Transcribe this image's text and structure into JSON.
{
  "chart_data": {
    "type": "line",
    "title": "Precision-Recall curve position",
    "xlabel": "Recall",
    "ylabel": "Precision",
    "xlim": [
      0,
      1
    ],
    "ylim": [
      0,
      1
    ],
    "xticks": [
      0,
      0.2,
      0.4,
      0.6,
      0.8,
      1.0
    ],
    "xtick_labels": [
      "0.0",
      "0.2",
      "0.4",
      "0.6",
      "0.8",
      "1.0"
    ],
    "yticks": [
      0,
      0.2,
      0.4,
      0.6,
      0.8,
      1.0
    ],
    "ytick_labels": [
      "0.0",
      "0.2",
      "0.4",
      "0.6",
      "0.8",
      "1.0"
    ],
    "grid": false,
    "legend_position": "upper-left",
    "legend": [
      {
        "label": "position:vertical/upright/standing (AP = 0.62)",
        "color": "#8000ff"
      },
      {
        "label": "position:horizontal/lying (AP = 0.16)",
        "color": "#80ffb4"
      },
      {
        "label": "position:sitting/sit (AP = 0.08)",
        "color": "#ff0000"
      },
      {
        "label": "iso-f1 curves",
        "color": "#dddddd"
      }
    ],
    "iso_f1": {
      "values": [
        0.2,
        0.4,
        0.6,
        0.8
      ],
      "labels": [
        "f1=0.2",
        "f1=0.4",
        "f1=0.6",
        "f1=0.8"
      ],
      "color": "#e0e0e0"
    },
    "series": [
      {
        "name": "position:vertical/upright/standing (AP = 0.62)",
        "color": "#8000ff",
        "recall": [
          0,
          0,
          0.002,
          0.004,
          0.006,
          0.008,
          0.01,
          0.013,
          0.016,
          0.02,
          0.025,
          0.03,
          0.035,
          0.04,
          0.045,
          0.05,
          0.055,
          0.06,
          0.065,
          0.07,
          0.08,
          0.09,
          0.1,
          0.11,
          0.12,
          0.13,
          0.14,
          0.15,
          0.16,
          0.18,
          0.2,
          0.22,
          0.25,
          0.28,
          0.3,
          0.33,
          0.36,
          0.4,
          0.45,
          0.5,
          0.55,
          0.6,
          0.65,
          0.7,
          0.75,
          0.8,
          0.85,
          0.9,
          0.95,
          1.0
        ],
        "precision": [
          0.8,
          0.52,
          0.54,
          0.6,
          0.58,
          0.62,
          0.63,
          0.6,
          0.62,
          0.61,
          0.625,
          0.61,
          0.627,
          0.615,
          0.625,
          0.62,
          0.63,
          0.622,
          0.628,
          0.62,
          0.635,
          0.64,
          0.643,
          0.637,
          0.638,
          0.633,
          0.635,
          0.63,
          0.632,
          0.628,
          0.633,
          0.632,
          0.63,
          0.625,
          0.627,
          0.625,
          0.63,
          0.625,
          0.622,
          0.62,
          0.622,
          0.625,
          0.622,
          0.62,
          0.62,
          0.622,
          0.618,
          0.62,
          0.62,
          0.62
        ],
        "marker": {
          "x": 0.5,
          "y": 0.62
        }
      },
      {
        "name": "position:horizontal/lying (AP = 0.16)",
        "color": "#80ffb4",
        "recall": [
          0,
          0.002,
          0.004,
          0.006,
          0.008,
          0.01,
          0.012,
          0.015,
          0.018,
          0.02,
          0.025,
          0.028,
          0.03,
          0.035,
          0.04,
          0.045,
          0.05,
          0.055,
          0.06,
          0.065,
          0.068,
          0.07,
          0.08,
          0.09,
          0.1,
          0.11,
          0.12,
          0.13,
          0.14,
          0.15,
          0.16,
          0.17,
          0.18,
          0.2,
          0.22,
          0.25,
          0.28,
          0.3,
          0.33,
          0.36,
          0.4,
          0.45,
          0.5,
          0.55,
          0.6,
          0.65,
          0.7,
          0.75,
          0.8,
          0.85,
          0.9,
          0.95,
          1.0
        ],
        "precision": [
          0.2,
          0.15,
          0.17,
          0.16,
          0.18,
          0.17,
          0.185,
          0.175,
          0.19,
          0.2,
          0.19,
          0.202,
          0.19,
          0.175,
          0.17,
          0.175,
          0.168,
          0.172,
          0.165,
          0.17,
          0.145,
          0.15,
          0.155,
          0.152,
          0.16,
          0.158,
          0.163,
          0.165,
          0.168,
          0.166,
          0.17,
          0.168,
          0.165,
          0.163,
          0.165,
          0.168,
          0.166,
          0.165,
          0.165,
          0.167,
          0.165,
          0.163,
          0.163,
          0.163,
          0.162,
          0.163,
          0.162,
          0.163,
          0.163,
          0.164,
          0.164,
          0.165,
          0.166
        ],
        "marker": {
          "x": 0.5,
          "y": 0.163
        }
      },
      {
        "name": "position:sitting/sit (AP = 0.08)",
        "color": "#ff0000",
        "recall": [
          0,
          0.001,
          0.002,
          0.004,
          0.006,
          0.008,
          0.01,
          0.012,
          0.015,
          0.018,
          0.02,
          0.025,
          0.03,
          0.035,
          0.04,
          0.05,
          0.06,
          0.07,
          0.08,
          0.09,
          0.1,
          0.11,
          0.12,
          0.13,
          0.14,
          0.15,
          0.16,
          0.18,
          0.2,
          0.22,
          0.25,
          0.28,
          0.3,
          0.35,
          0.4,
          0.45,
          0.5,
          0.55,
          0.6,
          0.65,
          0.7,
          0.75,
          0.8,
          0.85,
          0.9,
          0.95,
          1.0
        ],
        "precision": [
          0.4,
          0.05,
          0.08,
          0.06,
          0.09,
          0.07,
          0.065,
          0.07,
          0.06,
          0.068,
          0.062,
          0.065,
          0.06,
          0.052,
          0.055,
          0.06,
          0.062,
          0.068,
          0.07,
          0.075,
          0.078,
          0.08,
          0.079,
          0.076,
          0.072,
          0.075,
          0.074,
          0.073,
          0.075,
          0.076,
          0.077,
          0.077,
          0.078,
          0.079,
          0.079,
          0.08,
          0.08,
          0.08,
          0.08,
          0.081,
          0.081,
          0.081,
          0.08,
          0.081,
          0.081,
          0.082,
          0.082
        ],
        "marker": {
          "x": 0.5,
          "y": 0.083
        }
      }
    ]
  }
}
※
= Goal =
Repeat the listing exactly, from its first line to its last.

= Result of this task =
Transcribe this image's text and structure into JSON.
{
  "chart_data": {
    "type": "line",
    "title": "Precision-Recall curve position",
    "xlabel": "Recall",
    "ylabel": "Precision",
    "xlim": [
      0,
      1
    ],
    "ylim": [
      0,
      1
    ],
    "xticks": [
      0,
      0.2,
      0.4,
      0.6,
      0.8,
      1.0
    ],
    "xtick_labels": [
      "0.0",
      "0.2",
      "0.4",
      "0.6",
      "0.8",
      "1.0"
    ],
    "yticks": [
      0,
      0.2,
      0.4,
      0.6,
      0.8,
      1.0
    ],
    "ytick_labels": [
      "0.0",
      "0.2",
      "0.4",
      "0.6",
      "0.8",
      "1.0"
    ],
    "grid": false,
    "legend_position": "upper-left",
    "legend": [
      {
        "label": "position:vertical/upright/standing (AP = 0.62)",
        "color": "#8000ff"
      },
      {
        "label": "position:horizontal/lying (AP = 0.16)",
        "color": "#80ffb4"
      },
      {
        "label": "position:sitting/sit (AP = 0.08)",
        "color": "#ff0000"
      },
      {
        "label": "iso-f1 curves",
        "color": "#dddddd"
      }
    ],
    "iso_f1": {
      "values": [
        0.2,
        0.4,
        0.6,
        0.8
      ],
      "labels": [
        "f1=0.2",
        "f1=0.4",
        "f1=0.6",
        "f1=0.8"
      ],
      "color": "#e0e0e0"
    },
    "series": [
      {
        "name": "position:vertical/upright/standing (AP = 0.62)",
        "color": "#8000ff",
        "recall": [
          0,
          0,
          0.002,
          0.004,
          0.006,
          0.008,
          0.01,
          0.013,
          0.016,
          0.02,
          0.025,
          0.03,
          0.035,
          0.04,
          0.045,
          0.05,
          0.055,
          0.06,
          0.065,
          0.07,
          0.08,
          0.09,
          0.1,
          0.11,
          0.12,
          0.13,
          0.14,
          0.15,
          0.16,
          0.18,
          0.2,
          0.22,
          0.25,
          0.28,
          0.3,
          0.33,
          0.36,
          0.4,
          0.45,
          0.5,
          0.55,
          0.6,
          0.65,
          0.7,
          0.75,
          0.8,
          0.85,
          0.9,
          0.95,
          1.0
        ],
        "precision": [
          0.8,
          0.52,
          0.54,
          0.6,
          0.58,
          0.62,
          0.63,
          0.6,
          0.62,
          0.61,
          0.625,
          0.61,
          0.627,
          0.615,
          0.625,
          0.62,
          0.63,
          0.622,
          0.628,
          0.62,
          0.635,
          0.64,
          0.643,
          0.637,
          0.638,
          0.633,
          0.635,
          0.63,
          0.632,
          0.628,
          0.633,
          0.632,
          0.63,
          0.625,
          0.627,
          0.625,
          0.63,
          0.625,
          0.622,
          0.62,
          0.622,
          0.625,
          0.622,
          0.62,
          0.62,
          0.622,
          0.618,
          0.62,
          0.62,
          0.62
        ],
        "marker": {
          "x": 0.5,
          "y": 0.62
        }
      },
      {
        "name": "position:horizontal/lying (AP = 0.16)",
        "color": "#80ffb4",
        "recall": [
          0,
          0.002,
          0.004,
          0.006,
          0.008,
          0.01,
          0.012,
          0.015,
          0.018,
          0.02,
          0.025,
          0.028,
          0.03,
          0.035,
          0.04,
          0.045,
          0.05,
          0.055,
          0.06,
          0.065,
          0.068,
          0.07,
          0.08,
          0.09,
          0.1,
          0.11,
          0.12,
          0.13,
          0.14,
          0.15,
          0.16,
          0.17,
          0.18,
          0.2,
          0.22,
          0.25,
          0.28,
          0.3,
          0.33,
          0.36,
          0.4,
          0.45,
          0.5,
          0.55,
          0.6,
          0.65,
          0.7,
          0.75,
          0.8,
          0.85,
          0.9,
          0.95,
          1.0
        ],
        "precision": [
          0.2,
          0.15,
          0.17,
          0.16,
          0.18,
          0.17,
          0.185,
          0.175,
          0.19,
          0.2,
          0.19,
          0.202,
          0.19,
          0.175,
          0.17,
          0.175,
          0.168,
          0.172,
          0.165,
          0.17,
          0.145,
          0.15,
          0.155,
          0.152,
          0.16,
          0.158,
          0.163,
          0.165,
          0.168,
          0.166,
          0.17,
          0.168,
          0.165,
          0.163,
          0.165,
          0.168,
          0.166,
          0.165,
          0.165,
          0.167,
          0.165,
          0.163,
          0.163,
          0.163,
          0.162,
          0.163,
          0.162,
          0.163,
          0.163,
          0.164,
          0.164,
          0.165,
          0.166
        ],
        "marker": {
          "x": 0.5,
          "y": 0.163
        }
      },
      {
        "name": "position:sitting/sit (AP = 0.08)",
        "color": "#ff0000",
        "recall": [
          0,
          0.001,
          0.002,
          0.004,
          0.006,
          0.008,
          0.01,
          0.012,
          0.015,
          0.018,
          0.02,
          0.025,
          0.03,
          0.035,
          0.04,
          0.05,
          0.06,
          0.07,
          0.08,
          0.09,
          0.1,
          0.11,
          0.12,
          0.13,
          0.14,
          0.15,
          0.16,
          0.18,
          0.2,
          0.22,
          0.25,
          0.28,
          0.3,
          0.35,
          0.4,
          0.45,
          0.5,
          0.55,
          0.6,
          0.65,
          0.7,
          0.75,
          0.8,
          0.85,
          0.9,
          0.95,
          1.0
        ],
        "precision": [
          0.4,
          0.05,
          0.08,
          0.06,
          0.09,
          0.07,
          0.065,
          0.07,
          0.06,
          0.068,
          0.062,
          0.065,
          0.06,
          0.052,
          0.055,
          0.06,
          0.062,
          0.068,
          0.07,
          0.075,
          0.078,
          0.08,
          0.079,
          0.076,
          0.072,
          0.075,
          0.074,
          0.073,
          0.075,
          0.076,
          0.077,
          0.077,
          0.078,
          0.079,
          0.079,
          0.08,
          0.08,
          0.08,
          0.08,
          0.081,
          0.081,
          0.081,
          0.08,
          0.081,
          0.081,
          0.082,
          0.082
        ],
        "marker": {
          "x": 0.5,
          "y": 0.083
        }
      }
    ]
  }
}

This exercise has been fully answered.